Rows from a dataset
>> START

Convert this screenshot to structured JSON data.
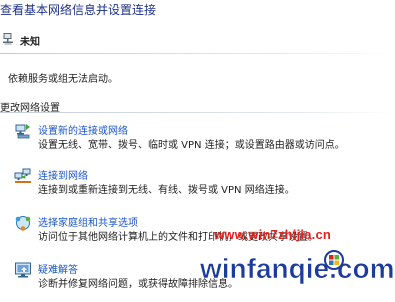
{
  "page": {
    "title": "查看基本网络信息并设置连接"
  },
  "network": {
    "name": "未知",
    "message": "依赖服务或组无法启动。"
  },
  "section": {
    "header": "更改网络设置"
  },
  "tasks": [
    {
      "link": "设置新的连接或网络",
      "description": "设置无线、宽带、拨号、临时或 VPN 连接；或设置路由器或访问点。",
      "icon": "network-setup-icon"
    },
    {
      "link": "连接到网络",
      "description": "连接到或重新连接到无线、有线、拨号或 VPN 网络连接。",
      "icon": "connect-network-icon"
    },
    {
      "link": "选择家庭组和共享选项",
      "description": "访问位于其他网络计算机上的文件和打印机，或更改共享设置。",
      "icon": "homegroup-icon"
    },
    {
      "link": "疑难解答",
      "description": "诊断并修复网络问题，或获得故障排除信息。",
      "icon": "troubleshoot-icon"
    }
  ],
  "watermark": {
    "url": "www.win7zhijia.cn",
    "logo_text": "winfanqie.com"
  },
  "colors": {
    "link": "#1a55c8",
    "title": "#1e3287",
    "watermark_red": "#e0231c",
    "watermark_blue": "#1b3c9e"
  }
}
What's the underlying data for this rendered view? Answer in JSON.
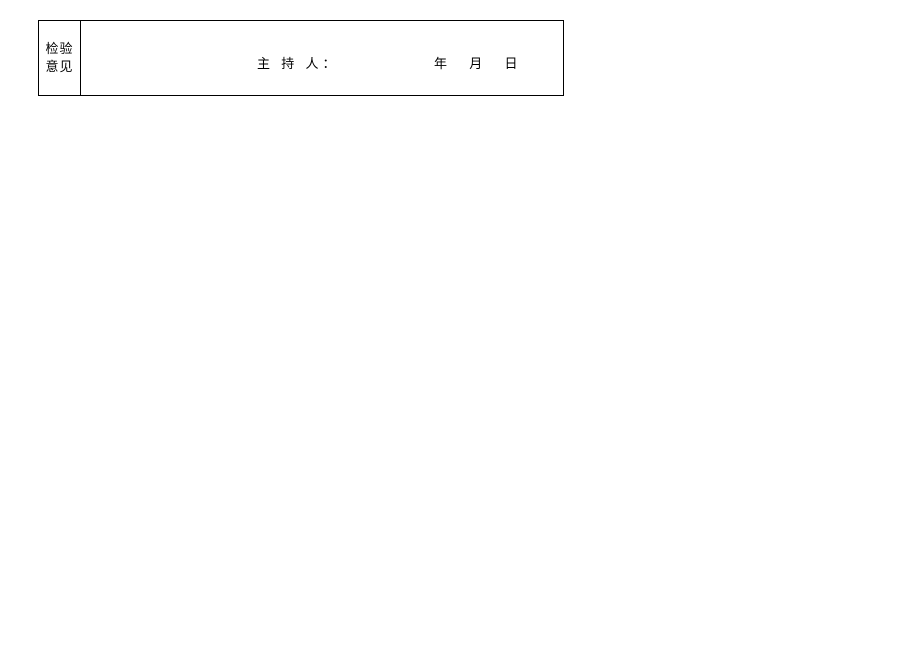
{
  "row": {
    "label_line1": "检验",
    "label_line2": "意见",
    "host_label": "主 持 人：",
    "date_year": "年",
    "date_month": "月",
    "date_day": "日"
  }
}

>> END

| Requirements |
Pictures do not go in the copy. Write out exactly the lines from the line containing "What's the underlying" through the last line of the listing.

| Exercise answer |
What's the underlying data for this rendered view? Answer in JSON.
{
  "row": {
    "label_line1": "检验",
    "label_line2": "意见",
    "host_label": "主 持 人：",
    "date_year": "年",
    "date_month": "月",
    "date_day": "日"
  }
}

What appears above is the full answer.